• [Problem statement]: Locate the word "DANI" in the data below, then copy every line that holds it.

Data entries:
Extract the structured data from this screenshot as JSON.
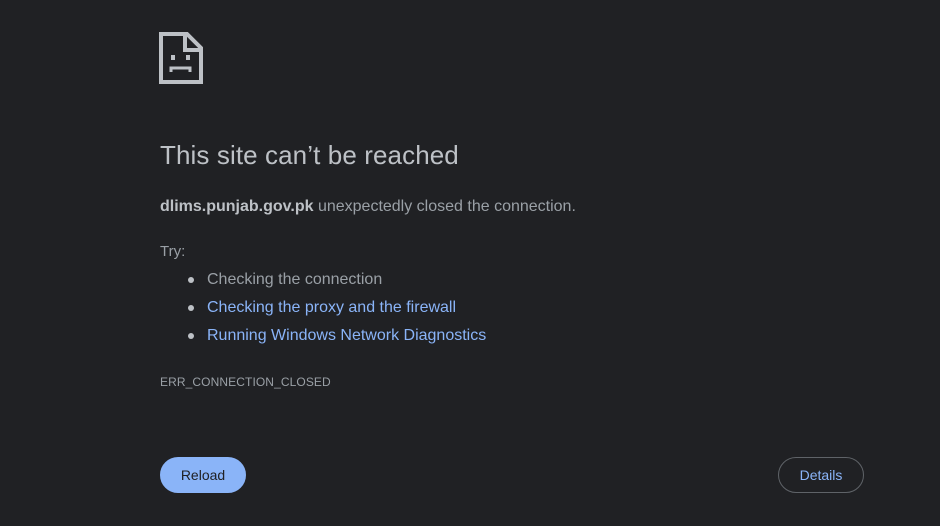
{
  "error_page": {
    "icon": "sad-page-icon",
    "title": "This site can’t be reached",
    "summary": {
      "domain": "dlims.punjab.gov.pk",
      "message": " unexpectedly closed the connection."
    },
    "try_label": "Try:",
    "suggestions": [
      {
        "label": "Checking the connection",
        "is_link": false
      },
      {
        "label": "Checking the proxy and the firewall",
        "is_link": true
      },
      {
        "label": "Running Windows Network Diagnostics",
        "is_link": true
      }
    ],
    "error_code": "ERR_CONNECTION_CLOSED",
    "buttons": {
      "reload_label": "Reload",
      "details_label": "Details"
    }
  },
  "colors": {
    "background": "#202124",
    "text": "#9aa0a6",
    "heading": "#bdc1c6",
    "link": "#8ab4f8"
  }
}
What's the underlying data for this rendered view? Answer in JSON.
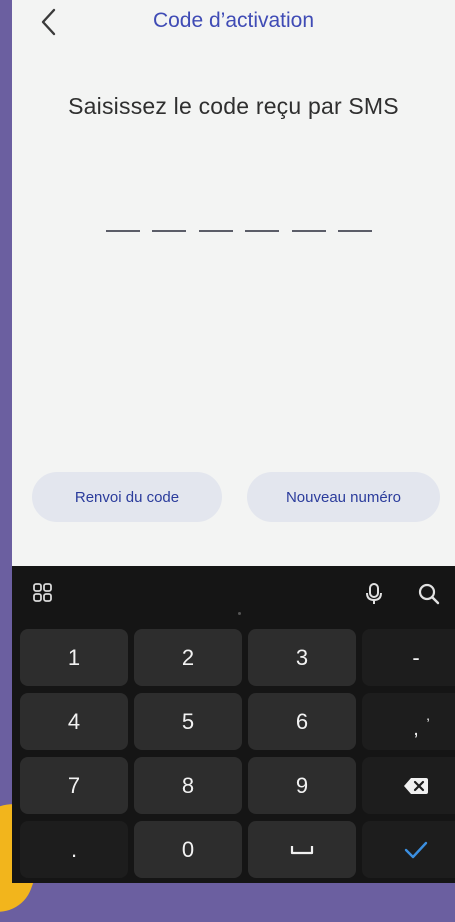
{
  "header": {
    "title": "Code d’activation",
    "back_icon": "chevron-left-icon"
  },
  "instruction": "Saisissez le code reçu par SMS",
  "code": {
    "length": 6,
    "value": ""
  },
  "actions": {
    "resend_label": "Renvoi du code",
    "new_number_label": "Nouveau numéro"
  },
  "keyboard": {
    "toolbar": {
      "grid_icon": "grid-icon",
      "mic_icon": "microphone-icon",
      "search_icon": "search-icon"
    },
    "keys": {
      "k1": "1",
      "k2": "2",
      "k3": "3",
      "minus": "-",
      "k4": "4",
      "k5": "5",
      "k6": "6",
      "comma_top": ",",
      "comma_bottom": ",",
      "k7": "7",
      "k8": "8",
      "k9": "9",
      "dot": ".",
      "k0": "0"
    },
    "icons": {
      "backspace": "backspace-icon",
      "space": "space-icon",
      "enter": "checkmark-icon"
    }
  },
  "colors": {
    "title": "#3f4bb5",
    "button_bg": "#e3e6ee",
    "button_text": "#2b3c9c",
    "keyboard_bg": "#151515",
    "enter": "#3b8fe0"
  }
}
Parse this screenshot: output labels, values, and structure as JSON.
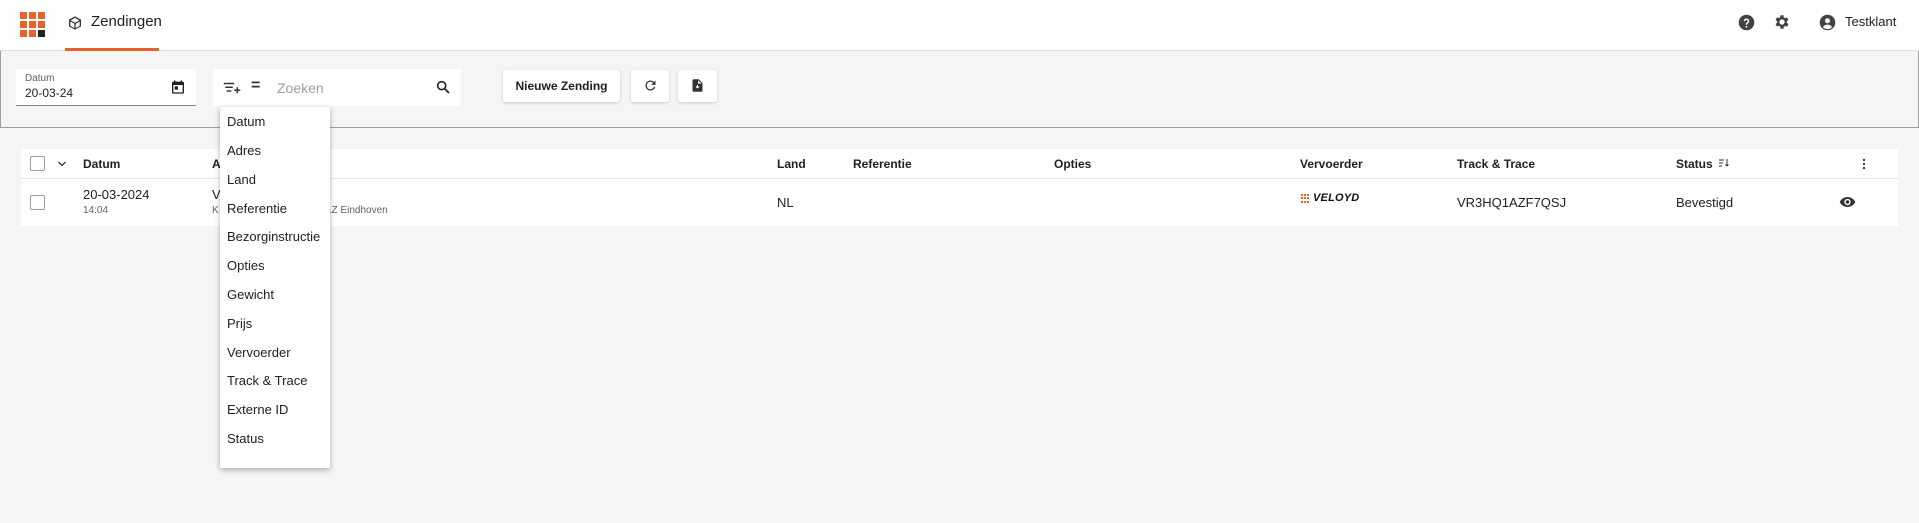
{
  "app": {
    "tab_label": "Zendingen",
    "user_name": "Testklant",
    "accent": "#e8632a"
  },
  "filters": {
    "date_label": "Datum",
    "date_value": "20-03-24",
    "search_placeholder": "Zoeken",
    "new_button": "Nieuwe Zending"
  },
  "table": {
    "headers": {
      "datum": "Datum",
      "adres": "A",
      "land": "Land",
      "referentie": "Referentie",
      "opties": "Opties",
      "vervoerder": "Vervoerder",
      "track": "Track & Trace",
      "status": "Status"
    },
    "rows": [
      {
        "date": "20-03-2024",
        "time": "14:04",
        "address_name": "V",
        "address_line_start": "K",
        "address_line_end": "LZ Eindhoven",
        "country": "NL",
        "carrier": "VELOYD",
        "tracking": "VR3HQ1AZF7QSJ",
        "status": "Bevestigd"
      }
    ]
  },
  "column_menu": {
    "items": [
      "Datum",
      "Adres",
      "Land",
      "Referentie",
      "Bezorginstructie",
      "Opties",
      "Gewicht",
      "Prijs",
      "Vervoerder",
      "Track & Trace",
      "Externe ID",
      "Status"
    ]
  },
  "icons": {
    "apps": "apps-grid-icon",
    "tab": "package-icon",
    "help": "help-icon",
    "settings": "gear-icon",
    "user": "account-circle-icon",
    "calendar": "calendar-icon",
    "filter_add": "filter-add-icon",
    "search": "search-icon",
    "refresh": "refresh-icon",
    "export": "file-export-icon",
    "view": "eye-icon"
  }
}
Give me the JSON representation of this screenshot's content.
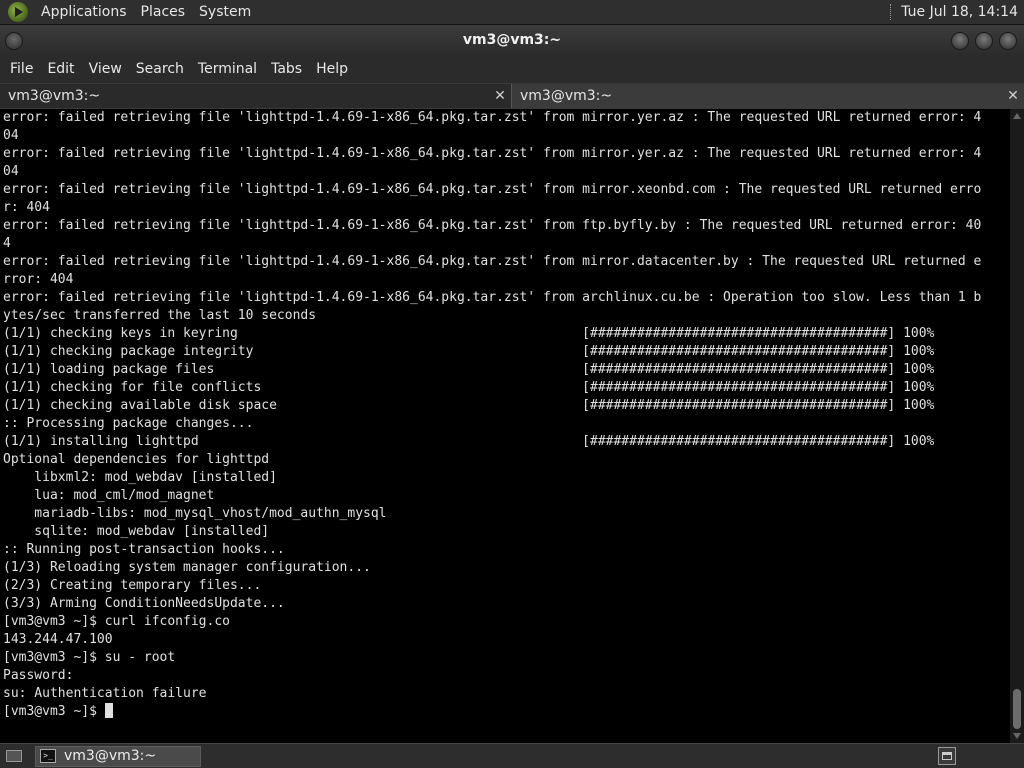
{
  "top_panel": {
    "menus": [
      "Applications",
      "Places",
      "System"
    ],
    "clock": "Tue Jul 18, 14:14"
  },
  "window": {
    "title": "vm3@vm3:~",
    "menu": [
      "File",
      "Edit",
      "View",
      "Search",
      "Terminal",
      "Tabs",
      "Help"
    ],
    "tabs": [
      {
        "label": "vm3@vm3:~",
        "close": "✕"
      },
      {
        "label": "vm3@vm3:~",
        "close": "✕"
      }
    ]
  },
  "terminal": {
    "lines": [
      "error: failed retrieving file 'lighttpd-1.4.69-1-x86_64.pkg.tar.zst' from mirror.yer.az : The requested URL returned error: 4",
      "04",
      "error: failed retrieving file 'lighttpd-1.4.69-1-x86_64.pkg.tar.zst' from mirror.yer.az : The requested URL returned error: 4",
      "04",
      "error: failed retrieving file 'lighttpd-1.4.69-1-x86_64.pkg.tar.zst' from mirror.xeonbd.com : The requested URL returned erro",
      "r: 404",
      "error: failed retrieving file 'lighttpd-1.4.69-1-x86_64.pkg.tar.zst' from ftp.byfly.by : The requested URL returned error: 40",
      "4",
      "error: failed retrieving file 'lighttpd-1.4.69-1-x86_64.pkg.tar.zst' from mirror.datacenter.by : The requested URL returned e",
      "rror: 404",
      "error: failed retrieving file 'lighttpd-1.4.69-1-x86_64.pkg.tar.zst' from archlinux.cu.be : Operation too slow. Less than 1 b",
      "ytes/sec transferred the last 10 seconds",
      "(1/1) checking keys in keyring                                            [######################################] 100%",
      "(1/1) checking package integrity                                          [######################################] 100%",
      "(1/1) loading package files                                               [######################################] 100%",
      "(1/1) checking for file conflicts                                         [######################################] 100%",
      "(1/1) checking available disk space                                       [######################################] 100%",
      ":: Processing package changes...",
      "(1/1) installing lighttpd                                                 [######################################] 100%",
      "Optional dependencies for lighttpd",
      "    libxml2: mod_webdav [installed]",
      "    lua: mod_cml/mod_magnet",
      "    mariadb-libs: mod_mysql_vhost/mod_authn_mysql",
      "    sqlite: mod_webdav [installed]",
      ":: Running post-transaction hooks...",
      "(1/3) Reloading system manager configuration...",
      "(2/3) Creating temporary files...",
      "(3/3) Arming ConditionNeedsUpdate...",
      "[vm3@vm3 ~]$ curl ifconfig.co",
      "143.244.47.100",
      "[vm3@vm3 ~]$ su - root",
      "Password:",
      "su: Authentication failure",
      "[vm3@vm3 ~]$ "
    ]
  },
  "taskbar": {
    "task_label": "vm3@vm3:~"
  }
}
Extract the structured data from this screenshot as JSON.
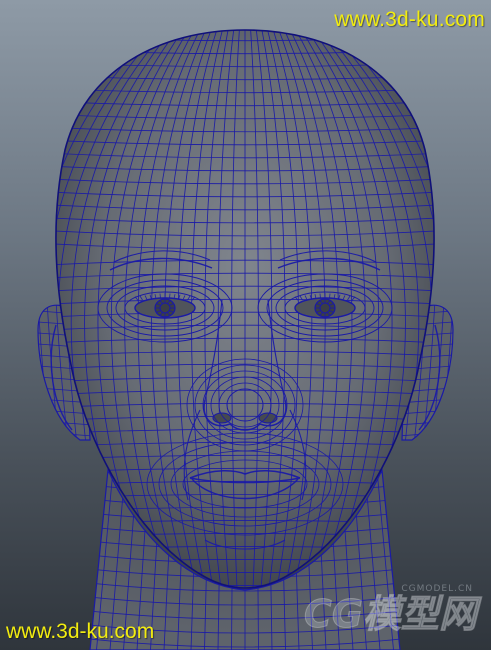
{
  "viewport": {
    "background_top": "#8e9aa6",
    "background_bottom": "#2f353c",
    "mesh_fill": "#6a6f77",
    "wire_color": "#1a1aa6"
  },
  "watermark": {
    "top_url": "www.3d-ku.com",
    "bottom_url": "www.3d-ku.com",
    "cg_small": "CGMODEL.CN",
    "cg_logo": "CG模型网",
    "color": "#f2ec10"
  }
}
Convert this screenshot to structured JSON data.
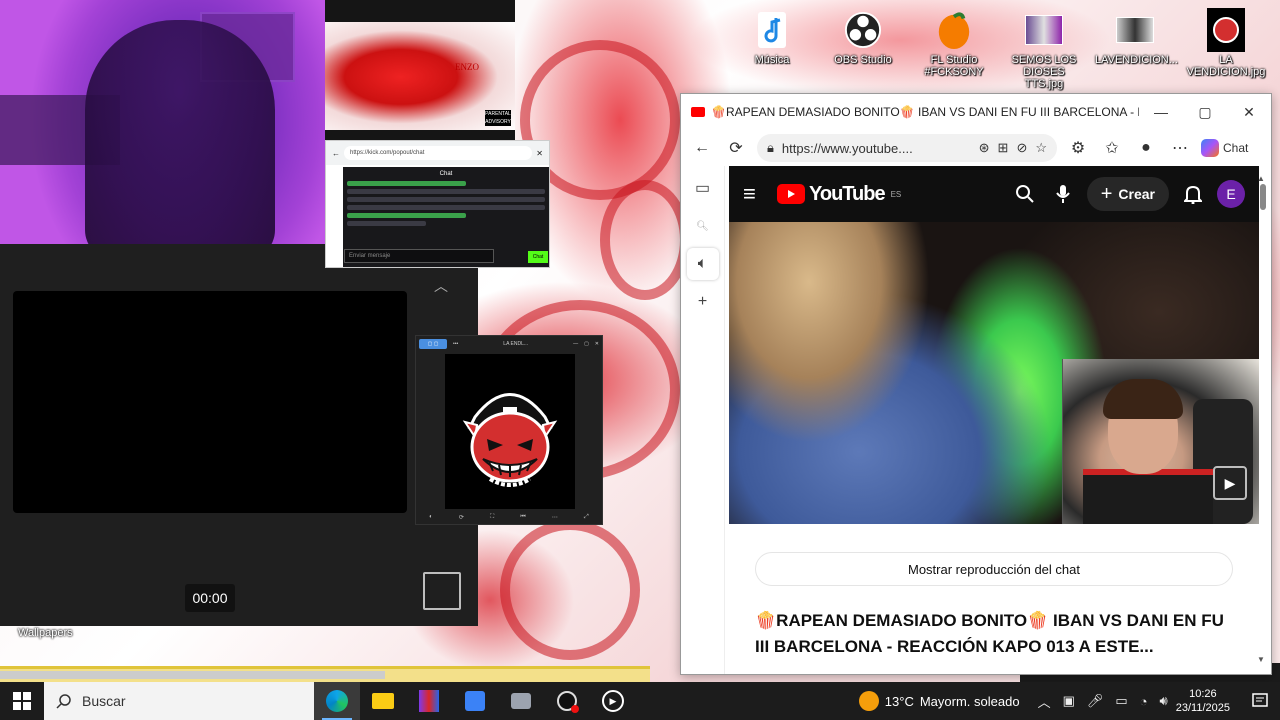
{
  "desktop": {
    "wallpapers_label": "Wallpapers",
    "icons": [
      {
        "label": "Música",
        "icon": "music-note-icon"
      },
      {
        "label": "OBS Studio",
        "icon": "obs-icon"
      },
      {
        "label": "FL Studio #FCKSONY",
        "icon": "fl-studio-icon"
      },
      {
        "label": "SEMOS LOS DIOSES TTS.jpg",
        "icon": "image-file-icon"
      },
      {
        "label": "LAVENDICION...",
        "icon": "image-file-icon"
      },
      {
        "label": "LA VENDICION.jpg",
        "icon": "image-file-icon"
      }
    ]
  },
  "media_player": {
    "time": "00:00"
  },
  "album": {
    "tag": "ENZO"
  },
  "chat_popup": {
    "title": "Chat",
    "url": "https://kick.com/popout/chat",
    "input_placeholder": "Enviar mensaje",
    "send_label": "Chat"
  },
  "viewer": {
    "title": "LA ENDL..."
  },
  "browser": {
    "tab_title": "🍿RAPEAN DEMASIADO BONITO🍿 IBAN VS DANI EN FU III BARCELONA - REACCI...",
    "url": "https://www.youtube....",
    "copilot_label": "Chat",
    "youtube": {
      "logo_text": "YouTube",
      "region": "ES",
      "create_label": "Crear",
      "avatar_letter": "E",
      "chat_replay_label": "Mostrar reproducción del chat",
      "video_title": "🍿RAPEAN DEMASIADO BONITO🍿 IBAN VS DANI EN FU III BARCELONA - REACCIÓN KAPO 013 A ESTE..."
    }
  },
  "taskbar": {
    "search_placeholder": "Buscar",
    "weather_temp": "13°C",
    "weather_desc": "Mayorm. soleado",
    "time": "10:26",
    "date": "23/11/2025"
  },
  "colors": {
    "youtube_red": "#ff0000",
    "taskbar_bg": "#1c1c1c",
    "kick_green": "#53fc18"
  }
}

• [Final result]:
    "tab_title": "🍿RAPEAN DEMASIADO BONITO🍿 IBAN VS DANI EN FU III BARCELONA - REACCI...",
      "video_title": "🍿RAPEAN DEMASIADO BONITO🍿 IBAN VS DANI EN FU III BARCELONA - REACCIÓN KAPO 013 A ESTE..."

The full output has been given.